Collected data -
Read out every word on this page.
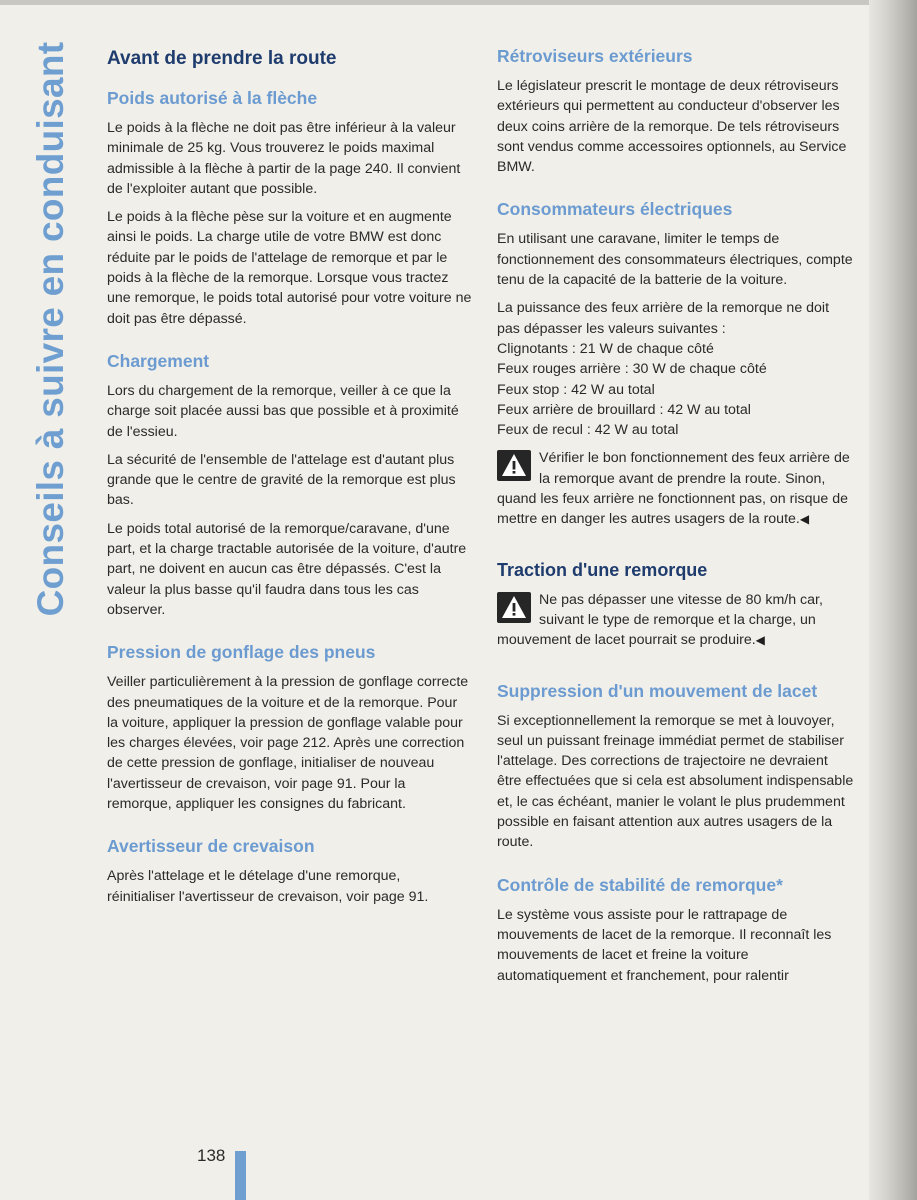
Conseils à suivre en conduisant Avant de prendre la route
Poids autorisé à la flèche

Le poids à la flèche ne doit pas être inférieur à la valeur minimale de 25 kg. Vous trouverez le poids maximal admissible à la flèche à partir de la page 240. Il convient de l'exploiter autant que possible.

Le poids à la flèche pèse sur la voiture et en augmente ainsi le poids. La charge utile de votre BMW est donc réduite par le poids de l'attelage de remorque et par le poids à la flèche de la remorque. Lorsque vous tractez une remorque, le poids total autorisé pour votre voiture ne doit pas être dépassé.

Chargement

Lors du chargement de la remorque, veiller à ce que la charge soit placée aussi bas que possible et à proximité de l'essieu.

La sécurité de l'ensemble de l'attelage est d'autant plus grande que le centre de gravité de la remorque est plus bas.

Le poids total autorisé de la remorque/caravane, d'une part, et la charge tractable autorisée de la voiture, d'autre part, ne doivent en aucun cas être dépassés. C'est la valeur la plus basse qu'il faudra dans tous les cas observer.

Pression de gonflage des pneus

Veiller particulièrement à la pression de gonflage correcte des pneumatiques de la voiture et de la remorque. Pour la voiture, appliquer la pression de gonflage valable pour les charges élevées, voir page 212. Après une correction de cette pression de gonflage, initialiser de nouveau l'avertisseur de crevaison, voir page 91. Pour la remorque, appliquer les consignes du fabricant.

Avertisseur de crevaison

Après l'attelage et le dételage d'une remorque, réinitialiser l'avertisseur de crevaison, voir page 91.

Rétroviseurs extérieurs

Le législateur prescrit le montage de deux rétroviseurs extérieurs qui permettent au conducteur d'observer les deux coins arrière de la remorque. De tels rétroviseurs sont vendus comme accessoires optionnels, au Service BMW.

Consommateurs électriques

En utilisant une caravane, limiter le temps de fonctionnement des consommateurs électriques, compte tenu de la capacité de la batterie de la voiture.

La puissance des feux arrière de la remorque ne doit pas dépasser les valeurs suivantes :
Clignotants : 21 W de chaque côté
Feux rouges arrière : 30 W de chaque côté
Feux stop : 42 W au total
Feux arrière de brouillard : 42 W au total
Feux de recul : 42 W au total

Vérifier le bon fonctionnement des feux arrière de la remorque avant de prendre la route. Sinon, quand les feux arrière ne fonctionnent pas, on risque de mettre en danger les autres usagers de la route.◀

Traction d'une remorque

Ne pas dépasser une vitesse de 80 km/h car, suivant le type de remorque et la charge, un mouvement de lacet pourrait se produire.◀

Suppression d'un mouvement de lacet

Si exceptionnellement la remorque se met à louvoyer, seul un puissant freinage immédiat permet de stabiliser l'attelage. Des corrections de trajectoire ne devraient être effectuées que si cela est absolument indispensable et, le cas échéant, manier le volant le plus prudemment possible en faisant attention aux autres usagers de la route.

Contrôle de stabilité de remorque*

Le système vous assiste pour le rattrapage de mouvements de lacet de la remorque. Il reconnaît les mouvements de lacet et freine la voiture automatiquement et franchement, pour ralentir

138
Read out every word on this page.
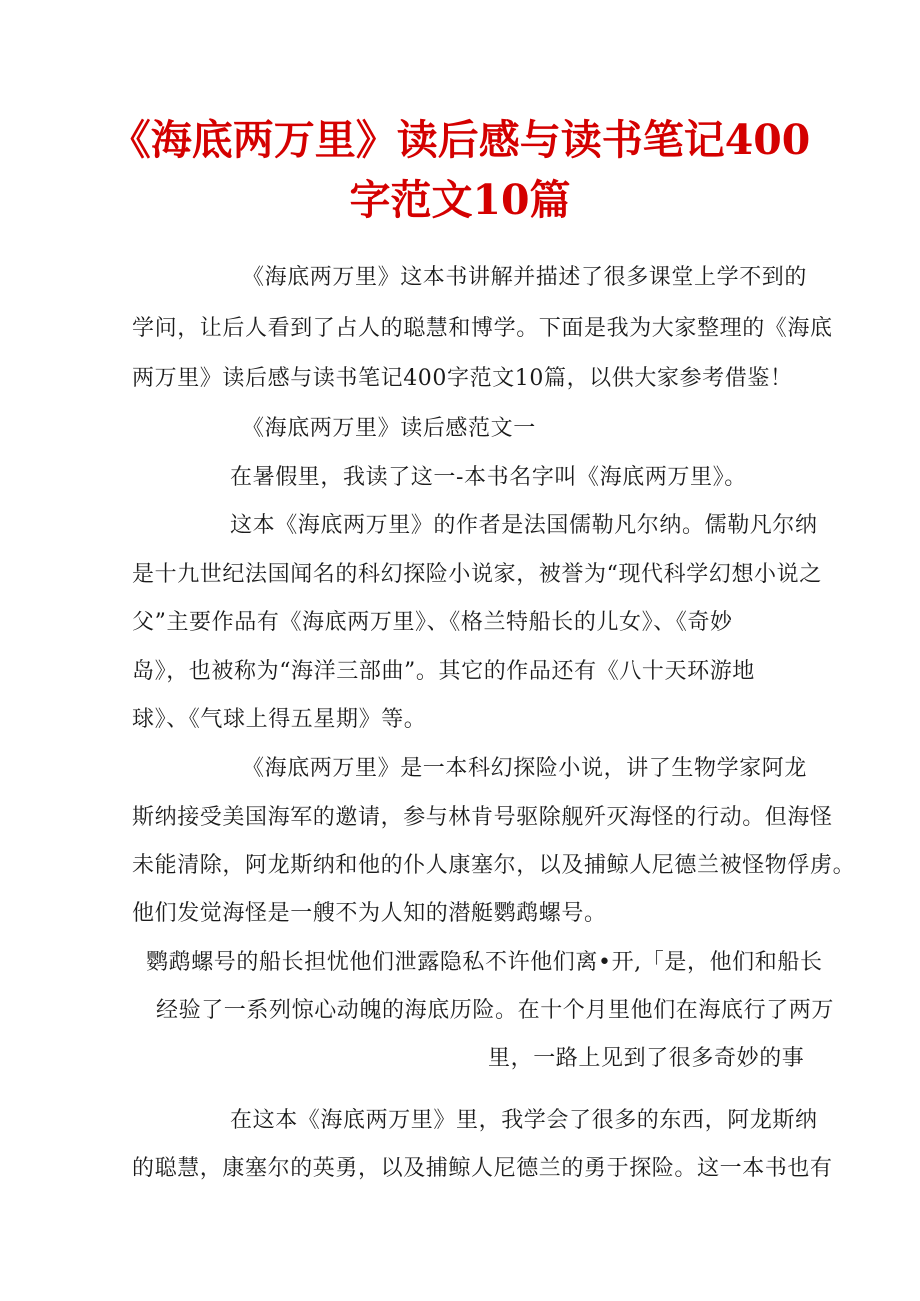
《海底两万里》读后感与读书笔记400
字范文10篇

《海底两万里》这本书讲解并描述了很多课堂上学不到的

学问，让后人看到了占人的聪慧和博学。下面是我为大家整理的《海底

两万里》读后感与读书笔记400字范文10篇，以供大家参考借鉴！

《海底两万里》读后感范文一

在暑假里，我读了这一-本书名字叫《海底两万里》。

这本《海底两万里》的作者是法国儒勒凡尔纳。儒勒凡尔纳

是十九世纪法国闻名的科幻探险小说家，被誉为“现代科学幻想小说之

父”主要作品有《海底两万里》、《格兰特船长的儿女》、《奇妙

岛》，也被称为“海洋三部曲”。其它的作品还有《八十天环游地

球》、《气球上得五星期》等。

《海底两万里》是一本科幻探险小说，讲了生物学家阿龙

斯纳接受美国海军的邀请，参与林肯号驱除舰歼灭海怪的行动。但海怪

未能清除，阿龙斯纳和他的仆人康塞尔，以及捕鲸人尼德兰被怪物俘虏。

他们发觉海怪是一艘不为人知的潜艇鹦鹉螺号。

鹦鹉螺号的船长担忧他们泄露隐私不许他们离•开,「是，他们和船长

经验了一系列惊心动魄的海底历险。在十个月里他们在海底行了两万

里，一路上见到了很多奇妙的事

在这本《海底两万里》里，我学会了很多的东西，阿龙斯纳

的聪慧，康塞尔的英勇，以及捕鲸人尼德兰的勇于探险。这一本书也有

Stated exercise -
Copy out all of the data word for word. Do not carry over any picture.

Final result -
Read out every word on this page.
Conseils à suivre en conduisant Avant de prendre la route
Poids autorisé à la flèche

Le poids à la flèche ne doit pas être inférieur à la valeur minimale de 25 kg. Vous trouverez le poids maximal admissible à la flèche à partir de la page 240. Il convient de l'exploiter autant que possible.

Le poids à la flèche pèse sur la voiture et en augmente ainsi le poids. La charge utile de votre BMW est donc réduite par le poids de l'attelage de remorque et par le poids à la flèche de la remorque. Lorsque vous tractez une remorque, le poids total autorisé pour votre voiture ne doit pas être dépassé.

Chargement

Lors du chargement de la remorque, veiller à ce que la charge soit placée aussi bas que possible et à proximité de l'essieu.

La sécurité de l'ensemble de l'attelage est d'autant plus grande que le centre de gravité de la remorque est plus bas.

Le poids total autorisé de la remorque/caravane, d'une part, et la charge tractable autorisée de la voiture, d'autre part, ne doivent en aucun cas être dépassés. C'est la valeur la plus basse qu'il faudra dans tous les cas observer.

Pression de gonflage des pneus

Veiller particulièrement à la pression de gonflage correcte des pneumatiques de la voiture et de la remorque. Pour la voiture, appliquer la pression de gonflage valable pour les charges élevées, voir page 212. Après une correction de cette pression de gonflage, initialiser de nouveau l'avertisseur de crevaison, voir page 91. Pour la remorque, appliquer les consignes du fabricant.

Avertisseur de crevaison

Après l'attelage et le dételage d'une remorque, réinitialiser l'avertisseur de crevaison, voir page 91.

Rétroviseurs extérieurs

Le législateur prescrit le montage de deux rétroviseurs extérieurs qui permettent au conducteur d'observer les deux coins arrière de la remorque. De tels rétroviseurs sont vendus comme accessoires optionnels, au Service BMW.

Consommateurs électriques

En utilisant une caravane, limiter le temps de fonctionnement des consommateurs électriques, compte tenu de la capacité de la batterie de la voiture.

La puissance des feux arrière de la remorque ne doit pas dépasser les valeurs suivantes :
Clignotants : 21 W de chaque côté
Feux rouges arrière : 30 W de chaque côté
Feux stop : 42 W au total
Feux arrière de brouillard : 42 W au total
Feux de recul : 42 W au total

Vérifier le bon fonctionnement des feux arrière de la remorque avant de prendre la route. Sinon, quand les feux arrière ne fonctionnent pas, on risque de mettre en danger les autres usagers de la route.◀

Traction d'une remorque

Ne pas dépasser une vitesse de 80 km/h car, suivant le type de remorque et la charge, un mouvement de lacet pourrait se produire.◀

Suppression d'un mouvement de lacet

Si exceptionnellement la remorque se met à louvoyer, seul un puissant freinage immédiat permet de stabiliser l'attelage. Des corrections de trajectoire ne devraient être effectuées que si cela est absolument indispensable et, le cas échéant, manier le volant le plus prudemment possible en faisant attention aux autres usagers de la route.

Contrôle de stabilité de remorque*

Le système vous assiste pour le rattrapage de mouvements de lacet de la remorque. Il reconnaît les mouvements de lacet et freine la voiture automatiquement et franchement, pour ralentir

138
Read out every word on this page.
《海底两万里》读后感与读书笔记400
字范文10篇

《海底两万里》这本书讲解并描述了很多课堂上学不到的

学问，让后人看到了占人的聪慧和博学。下面是我为大家整理的《海底

两万里》读后感与读书笔记400字范文10篇，以供大家参考借鉴！

《海底两万里》读后感范文一

在暑假里，我读了这一-本书名字叫《海底两万里》。

这本《海底两万里》的作者是法国儒勒凡尔纳。儒勒凡尔纳

是十九世纪法国闻名的科幻探险小说家，被誉为“现代科学幻想小说之

父”主要作品有《海底两万里》、《格兰特船长的儿女》、《奇妙

岛》，也被称为“海洋三部曲”。其它的作品还有《八十天环游地

球》、《气球上得五星期》等。

《海底两万里》是一本科幻探险小说，讲了生物学家阿龙

斯纳接受美国海军的邀请，参与林肯号驱除舰歼灭海怪的行动。但海怪

未能清除，阿龙斯纳和他的仆人康塞尔，以及捕鲸人尼德兰被怪物俘虏。

他们发觉海怪是一艘不为人知的潜艇鹦鹉螺号。

鹦鹉螺号的船长担忧他们泄露隐私不许他们离•开,「是，他们和船长

经验了一系列惊心动魄的海底历险。在十个月里他们在海底行了两万

里，一路上见到了很多奇妙的事

在这本《海底两万里》里，我学会了很多的东西，阿龙斯纳

的聪慧，康塞尔的英勇，以及捕鲸人尼德兰的勇于探险。这一本书也有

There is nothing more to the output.